Repeat the lines of the records below word for word, from the first line through the line with "button[interactable]: 记费用 [110, 846, 221, 912]", both ends included. Give only those lines.

-- begin SUPPLIED MATERIAL --

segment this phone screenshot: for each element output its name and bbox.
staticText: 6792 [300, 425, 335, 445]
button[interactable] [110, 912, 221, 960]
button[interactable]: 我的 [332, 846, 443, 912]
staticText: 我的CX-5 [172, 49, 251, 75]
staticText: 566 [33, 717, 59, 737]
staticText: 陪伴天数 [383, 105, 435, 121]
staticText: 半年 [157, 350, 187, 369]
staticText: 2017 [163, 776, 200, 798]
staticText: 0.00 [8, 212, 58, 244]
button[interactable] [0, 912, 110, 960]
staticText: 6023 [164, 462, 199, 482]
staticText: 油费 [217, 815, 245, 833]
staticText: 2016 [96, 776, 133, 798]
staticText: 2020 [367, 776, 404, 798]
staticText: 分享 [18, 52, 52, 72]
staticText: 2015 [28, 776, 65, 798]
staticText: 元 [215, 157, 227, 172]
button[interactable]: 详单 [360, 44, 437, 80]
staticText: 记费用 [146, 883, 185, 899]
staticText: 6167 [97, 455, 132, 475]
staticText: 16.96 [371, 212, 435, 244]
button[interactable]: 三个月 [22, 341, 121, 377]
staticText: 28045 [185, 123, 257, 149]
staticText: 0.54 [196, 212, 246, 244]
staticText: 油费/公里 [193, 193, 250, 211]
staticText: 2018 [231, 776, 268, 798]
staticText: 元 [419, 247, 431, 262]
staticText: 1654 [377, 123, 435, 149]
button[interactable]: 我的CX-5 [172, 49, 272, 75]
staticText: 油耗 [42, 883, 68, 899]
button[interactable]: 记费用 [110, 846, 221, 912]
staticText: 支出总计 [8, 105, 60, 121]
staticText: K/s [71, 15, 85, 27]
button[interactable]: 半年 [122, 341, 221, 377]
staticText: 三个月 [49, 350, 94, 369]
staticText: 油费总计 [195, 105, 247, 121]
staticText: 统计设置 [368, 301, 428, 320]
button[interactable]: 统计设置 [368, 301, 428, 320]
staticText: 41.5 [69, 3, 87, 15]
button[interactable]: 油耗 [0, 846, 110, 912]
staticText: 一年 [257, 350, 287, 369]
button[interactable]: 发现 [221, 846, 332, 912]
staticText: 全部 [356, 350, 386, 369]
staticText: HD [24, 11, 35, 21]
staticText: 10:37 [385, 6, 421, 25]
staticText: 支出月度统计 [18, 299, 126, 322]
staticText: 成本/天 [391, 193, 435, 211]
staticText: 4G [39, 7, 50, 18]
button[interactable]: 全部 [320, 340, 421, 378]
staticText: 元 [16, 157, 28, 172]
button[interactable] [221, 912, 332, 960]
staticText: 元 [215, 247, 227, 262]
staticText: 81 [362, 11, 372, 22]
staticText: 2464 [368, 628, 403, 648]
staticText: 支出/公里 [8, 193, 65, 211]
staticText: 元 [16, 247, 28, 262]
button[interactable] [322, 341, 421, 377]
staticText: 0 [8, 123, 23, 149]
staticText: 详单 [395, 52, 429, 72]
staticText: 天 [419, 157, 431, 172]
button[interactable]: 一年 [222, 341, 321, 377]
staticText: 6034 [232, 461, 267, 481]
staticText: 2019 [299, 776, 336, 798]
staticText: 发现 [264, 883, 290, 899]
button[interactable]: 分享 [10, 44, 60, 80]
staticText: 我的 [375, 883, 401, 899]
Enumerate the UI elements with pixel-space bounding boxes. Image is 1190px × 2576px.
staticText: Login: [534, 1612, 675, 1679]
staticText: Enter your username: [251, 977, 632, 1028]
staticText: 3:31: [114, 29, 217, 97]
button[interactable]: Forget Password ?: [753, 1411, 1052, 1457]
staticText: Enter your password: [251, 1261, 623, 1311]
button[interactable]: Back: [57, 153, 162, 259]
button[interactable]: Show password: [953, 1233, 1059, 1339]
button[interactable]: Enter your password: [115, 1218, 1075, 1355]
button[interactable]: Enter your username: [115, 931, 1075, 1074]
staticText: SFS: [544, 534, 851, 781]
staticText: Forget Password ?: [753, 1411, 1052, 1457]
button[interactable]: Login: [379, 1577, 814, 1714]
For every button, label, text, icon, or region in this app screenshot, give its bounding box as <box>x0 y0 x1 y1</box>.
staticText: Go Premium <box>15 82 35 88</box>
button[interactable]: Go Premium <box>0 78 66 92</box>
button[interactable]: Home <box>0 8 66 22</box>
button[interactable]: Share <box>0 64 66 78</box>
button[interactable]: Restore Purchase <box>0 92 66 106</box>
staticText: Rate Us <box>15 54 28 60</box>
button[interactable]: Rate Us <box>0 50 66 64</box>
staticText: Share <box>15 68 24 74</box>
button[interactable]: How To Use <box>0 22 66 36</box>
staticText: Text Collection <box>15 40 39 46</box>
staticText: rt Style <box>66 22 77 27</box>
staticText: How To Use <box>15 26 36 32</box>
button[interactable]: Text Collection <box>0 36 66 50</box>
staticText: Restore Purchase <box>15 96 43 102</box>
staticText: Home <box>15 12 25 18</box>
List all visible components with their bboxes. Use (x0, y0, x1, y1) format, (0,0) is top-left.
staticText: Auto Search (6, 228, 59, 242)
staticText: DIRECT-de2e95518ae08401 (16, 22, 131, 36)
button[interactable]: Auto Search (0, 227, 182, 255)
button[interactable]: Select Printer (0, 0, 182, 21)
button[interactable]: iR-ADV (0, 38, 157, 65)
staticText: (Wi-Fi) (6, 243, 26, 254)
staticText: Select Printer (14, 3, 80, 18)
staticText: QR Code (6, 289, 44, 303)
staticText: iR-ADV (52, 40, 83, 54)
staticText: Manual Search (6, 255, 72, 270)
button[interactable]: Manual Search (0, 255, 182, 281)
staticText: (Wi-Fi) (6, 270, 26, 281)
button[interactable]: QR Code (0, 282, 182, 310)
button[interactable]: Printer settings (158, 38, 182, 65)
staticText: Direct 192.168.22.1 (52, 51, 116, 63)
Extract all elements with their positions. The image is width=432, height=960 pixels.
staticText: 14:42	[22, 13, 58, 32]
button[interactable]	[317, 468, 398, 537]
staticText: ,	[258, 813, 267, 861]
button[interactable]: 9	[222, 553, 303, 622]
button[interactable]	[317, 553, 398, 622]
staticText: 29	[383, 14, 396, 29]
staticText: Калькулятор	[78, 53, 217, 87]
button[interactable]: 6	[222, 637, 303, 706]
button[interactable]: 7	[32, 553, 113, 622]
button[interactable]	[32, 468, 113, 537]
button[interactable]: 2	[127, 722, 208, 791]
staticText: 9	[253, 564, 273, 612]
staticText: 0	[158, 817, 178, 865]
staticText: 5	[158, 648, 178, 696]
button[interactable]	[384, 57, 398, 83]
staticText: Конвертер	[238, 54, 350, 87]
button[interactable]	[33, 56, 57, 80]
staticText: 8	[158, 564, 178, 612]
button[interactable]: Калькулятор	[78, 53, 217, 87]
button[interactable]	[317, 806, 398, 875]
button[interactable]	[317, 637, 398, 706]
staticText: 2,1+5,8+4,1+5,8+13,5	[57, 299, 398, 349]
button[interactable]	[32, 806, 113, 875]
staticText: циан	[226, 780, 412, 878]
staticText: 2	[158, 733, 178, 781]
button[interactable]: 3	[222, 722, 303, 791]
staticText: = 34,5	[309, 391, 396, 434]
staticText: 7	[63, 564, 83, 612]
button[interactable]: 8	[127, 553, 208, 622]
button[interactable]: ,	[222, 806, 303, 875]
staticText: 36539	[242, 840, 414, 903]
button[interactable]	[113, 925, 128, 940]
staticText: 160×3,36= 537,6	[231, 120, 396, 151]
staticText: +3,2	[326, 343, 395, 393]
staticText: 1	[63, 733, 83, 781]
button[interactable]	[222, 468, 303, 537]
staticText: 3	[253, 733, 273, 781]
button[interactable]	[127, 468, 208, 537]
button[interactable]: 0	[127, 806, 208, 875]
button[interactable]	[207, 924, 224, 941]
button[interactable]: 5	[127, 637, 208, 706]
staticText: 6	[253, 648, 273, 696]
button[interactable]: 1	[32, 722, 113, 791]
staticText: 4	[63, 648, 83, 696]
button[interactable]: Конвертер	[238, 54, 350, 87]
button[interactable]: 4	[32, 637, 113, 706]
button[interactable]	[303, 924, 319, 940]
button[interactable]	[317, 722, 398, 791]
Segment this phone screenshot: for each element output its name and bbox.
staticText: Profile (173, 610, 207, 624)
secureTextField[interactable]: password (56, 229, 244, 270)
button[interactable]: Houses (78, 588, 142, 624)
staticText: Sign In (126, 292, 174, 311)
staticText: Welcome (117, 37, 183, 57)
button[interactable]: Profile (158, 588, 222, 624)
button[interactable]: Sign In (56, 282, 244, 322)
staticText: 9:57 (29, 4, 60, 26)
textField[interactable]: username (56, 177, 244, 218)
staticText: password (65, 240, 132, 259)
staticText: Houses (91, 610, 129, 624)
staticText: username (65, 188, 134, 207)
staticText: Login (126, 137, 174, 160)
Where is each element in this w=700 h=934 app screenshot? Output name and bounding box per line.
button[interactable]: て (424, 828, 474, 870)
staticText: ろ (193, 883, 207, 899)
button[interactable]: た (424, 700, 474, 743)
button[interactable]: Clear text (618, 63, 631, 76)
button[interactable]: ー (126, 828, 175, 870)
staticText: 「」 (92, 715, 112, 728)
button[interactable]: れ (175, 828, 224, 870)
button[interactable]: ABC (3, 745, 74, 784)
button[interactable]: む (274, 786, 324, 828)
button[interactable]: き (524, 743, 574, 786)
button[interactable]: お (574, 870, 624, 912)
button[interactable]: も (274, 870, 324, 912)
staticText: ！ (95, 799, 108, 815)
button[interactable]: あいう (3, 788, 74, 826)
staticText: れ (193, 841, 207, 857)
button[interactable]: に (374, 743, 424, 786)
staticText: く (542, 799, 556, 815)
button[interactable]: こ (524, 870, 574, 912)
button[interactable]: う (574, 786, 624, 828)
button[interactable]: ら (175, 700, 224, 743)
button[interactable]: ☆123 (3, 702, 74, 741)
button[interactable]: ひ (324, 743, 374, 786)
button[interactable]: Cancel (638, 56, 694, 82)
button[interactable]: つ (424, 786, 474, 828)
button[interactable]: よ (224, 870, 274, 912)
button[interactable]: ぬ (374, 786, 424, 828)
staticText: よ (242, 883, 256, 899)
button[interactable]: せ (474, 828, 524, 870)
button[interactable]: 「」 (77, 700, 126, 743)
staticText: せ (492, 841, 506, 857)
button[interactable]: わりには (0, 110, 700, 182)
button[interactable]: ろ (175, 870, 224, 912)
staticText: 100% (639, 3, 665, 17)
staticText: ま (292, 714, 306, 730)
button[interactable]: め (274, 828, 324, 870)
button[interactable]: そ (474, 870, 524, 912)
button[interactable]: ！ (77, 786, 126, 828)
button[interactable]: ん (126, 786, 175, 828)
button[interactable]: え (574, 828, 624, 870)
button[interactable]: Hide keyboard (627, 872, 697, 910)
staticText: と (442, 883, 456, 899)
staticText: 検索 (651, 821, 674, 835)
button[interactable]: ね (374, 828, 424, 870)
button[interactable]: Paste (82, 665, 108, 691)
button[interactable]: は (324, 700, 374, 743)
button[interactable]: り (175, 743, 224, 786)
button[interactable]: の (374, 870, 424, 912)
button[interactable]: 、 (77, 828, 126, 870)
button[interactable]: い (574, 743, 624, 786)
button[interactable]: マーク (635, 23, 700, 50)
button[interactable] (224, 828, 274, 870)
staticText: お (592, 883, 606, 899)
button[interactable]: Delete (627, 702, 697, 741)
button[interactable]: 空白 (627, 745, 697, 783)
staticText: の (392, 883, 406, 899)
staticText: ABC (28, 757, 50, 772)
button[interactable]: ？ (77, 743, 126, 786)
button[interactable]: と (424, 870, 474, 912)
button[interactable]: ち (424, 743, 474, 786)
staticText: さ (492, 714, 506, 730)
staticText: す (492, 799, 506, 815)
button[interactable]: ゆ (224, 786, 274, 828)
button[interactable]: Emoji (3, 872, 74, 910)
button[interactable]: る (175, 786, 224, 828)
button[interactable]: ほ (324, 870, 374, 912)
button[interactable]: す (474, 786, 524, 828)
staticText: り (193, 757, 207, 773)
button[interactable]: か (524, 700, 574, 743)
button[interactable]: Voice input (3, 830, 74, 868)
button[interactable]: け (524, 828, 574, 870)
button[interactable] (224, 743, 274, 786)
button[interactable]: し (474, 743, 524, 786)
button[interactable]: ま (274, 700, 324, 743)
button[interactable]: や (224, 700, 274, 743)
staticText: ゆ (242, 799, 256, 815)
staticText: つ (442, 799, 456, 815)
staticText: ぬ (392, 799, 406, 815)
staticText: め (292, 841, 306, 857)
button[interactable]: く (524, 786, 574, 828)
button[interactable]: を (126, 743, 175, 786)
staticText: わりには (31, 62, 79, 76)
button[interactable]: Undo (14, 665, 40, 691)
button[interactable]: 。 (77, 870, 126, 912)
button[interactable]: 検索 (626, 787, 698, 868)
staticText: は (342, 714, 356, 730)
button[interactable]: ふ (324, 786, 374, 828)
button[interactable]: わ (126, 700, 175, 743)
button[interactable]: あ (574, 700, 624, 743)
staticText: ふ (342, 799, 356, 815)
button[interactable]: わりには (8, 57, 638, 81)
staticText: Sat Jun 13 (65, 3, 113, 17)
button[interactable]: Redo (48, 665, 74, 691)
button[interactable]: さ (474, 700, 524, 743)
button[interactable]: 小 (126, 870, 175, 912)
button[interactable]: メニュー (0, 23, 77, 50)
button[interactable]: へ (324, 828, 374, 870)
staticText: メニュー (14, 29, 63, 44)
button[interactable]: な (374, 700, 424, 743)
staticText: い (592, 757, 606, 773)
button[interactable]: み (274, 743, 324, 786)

-- end SUPPLIED MATERIAL --

EXERCISE RESPONSE:
segment this phone screenshot: for each element output its name and bbox.
staticText: 6792 [300, 425, 335, 445]
button[interactable] [110, 912, 221, 960]
button[interactable]: 我的 [332, 846, 443, 912]
staticText: 我的CX-5 [172, 49, 251, 75]
staticText: 566 [33, 717, 59, 737]
staticText: 陪伴天数 [383, 105, 435, 121]
staticText: 半年 [157, 350, 187, 369]
staticText: 2017 [163, 776, 200, 798]
staticText: 0.00 [8, 212, 58, 244]
button[interactable] [0, 912, 110, 960]
staticText: 6023 [164, 462, 199, 482]
staticText: 油费 [217, 815, 245, 833]
staticText: 2016 [96, 776, 133, 798]
staticText: 2020 [367, 776, 404, 798]
staticText: 分享 [18, 52, 52, 72]
staticText: 2015 [28, 776, 65, 798]
staticText: 元 [215, 157, 227, 172]
button[interactable]: 详单 [360, 44, 437, 80]
staticText: 记费用 [146, 883, 185, 899]
staticText: 6167 [97, 455, 132, 475]
staticText: 16.96 [371, 212, 435, 244]
button[interactable]: 三个月 [22, 341, 121, 377]
staticText: 28045 [185, 123, 257, 149]
staticText: 0.54 [196, 212, 246, 244]
staticText: 油费/公里 [193, 193, 250, 211]
staticText: 2018 [231, 776, 268, 798]
staticText: 元 [419, 247, 431, 262]
staticText: 1654 [377, 123, 435, 149]
button[interactable]: 我的CX-5 [172, 49, 272, 75]
staticText: 油耗 [42, 883, 68, 899]
button[interactable]: 记费用 [110, 846, 221, 912]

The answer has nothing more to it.